* _Supplied data_
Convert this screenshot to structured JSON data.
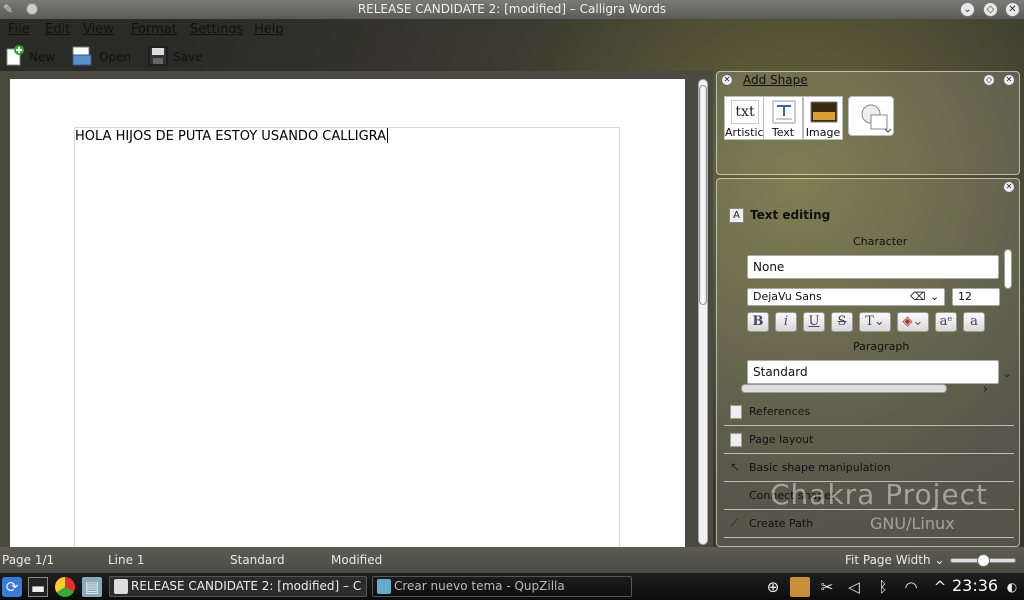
{
  "window": {
    "title": "RELEASE CANDIDATE 2:  [modified] – Calligra Words"
  },
  "menu": [
    "File",
    "Edit",
    "View",
    "Format",
    "Settings",
    "Help"
  ],
  "toolbar": {
    "new_label": "New",
    "open_label": "Open",
    "save_label": "Save"
  },
  "document": {
    "text": "HOLA HIJOS DE PUTA ESTOY USANDO CALLIGRA"
  },
  "add_shape": {
    "title": "Add Shape",
    "tiles": [
      {
        "label": "Artistic",
        "icon": "artistic-text-icon",
        "glyph": "txt"
      },
      {
        "label": "Text",
        "icon": "text-shape-icon"
      },
      {
        "label": "Image",
        "icon": "image-shape-icon"
      }
    ]
  },
  "text_editing": {
    "title": "Text editing",
    "character_header": "Character",
    "character_style": "None",
    "font_family": "DejaVu Sans",
    "font_size": "12",
    "paragraph_header": "Paragraph",
    "paragraph_style": "Standard"
  },
  "tools": [
    {
      "label": "References",
      "icon": "references-icon"
    },
    {
      "label": "Page layout",
      "icon": "page-layout-icon"
    },
    {
      "label": "Basic shape manipulation",
      "icon": "pointer-icon"
    },
    {
      "label": "Connect shapes",
      "icon": "connect-icon"
    },
    {
      "label": "Create Path",
      "icon": "path-icon"
    }
  ],
  "watermark": {
    "title": "Chakra Project",
    "subtitle": "GNU/Linux"
  },
  "status": {
    "page": "Page 1/1",
    "line": "Line 1",
    "style": "Standard",
    "state": "Modified",
    "zoom": "Fit Page Width",
    "zoom_level": 0.5
  },
  "taskbar": {
    "tasks": [
      {
        "label": "RELEASE CANDIDATE 2:  [modified] – C"
      },
      {
        "label": "Crear nuevo tema - QupZilla"
      }
    ],
    "clock": "23:36"
  }
}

* _Job_
Copy the listing word for word, excluding its pictures.

* _Exercise output_
Convert this screenshot to structured JSON data.
{
  "window": {
    "title": "RELEASE CANDIDATE 2:  [modified] – Calligra Words"
  },
  "menu": [
    "File",
    "Edit",
    "View",
    "Format",
    "Settings",
    "Help"
  ],
  "toolbar": {
    "new_label": "New",
    "open_label": "Open",
    "save_label": "Save"
  },
  "document": {
    "text": "HOLA HIJOS DE PUTA ESTOY USANDO CALLIGRA"
  },
  "add_shape": {
    "title": "Add Shape",
    "tiles": [
      {
        "label": "Artistic",
        "icon": "artistic-text-icon",
        "glyph": "txt"
      },
      {
        "label": "Text",
        "icon": "text-shape-icon"
      },
      {
        "label": "Image",
        "icon": "image-shape-icon"
      }
    ]
  },
  "text_editing": {
    "title": "Text editing",
    "character_header": "Character",
    "character_style": "None",
    "font_family": "DejaVu Sans",
    "font_size": "12",
    "paragraph_header": "Paragraph",
    "paragraph_style": "Standard"
  },
  "tools": [
    {
      "label": "References",
      "icon": "references-icon"
    },
    {
      "label": "Page layout",
      "icon": "page-layout-icon"
    },
    {
      "label": "Basic shape manipulation",
      "icon": "pointer-icon"
    },
    {
      "label": "Connect shapes",
      "icon": "connect-icon"
    },
    {
      "label": "Create Path",
      "icon": "path-icon"
    }
  ],
  "watermark": {
    "title": "Chakra Project",
    "subtitle": "GNU/Linux"
  },
  "status": {
    "page": "Page 1/1",
    "line": "Line 1",
    "style": "Standard",
    "state": "Modified",
    "zoom": "Fit Page Width",
    "zoom_level": 0.5
  },
  "taskbar": {
    "tasks": [
      {
        "label": "RELEASE CANDIDATE 2:  [modified] – C"
      },
      {
        "label": "Crear nuevo tema - QupZilla"
      }
    ],
    "clock": "23:36"
  }
}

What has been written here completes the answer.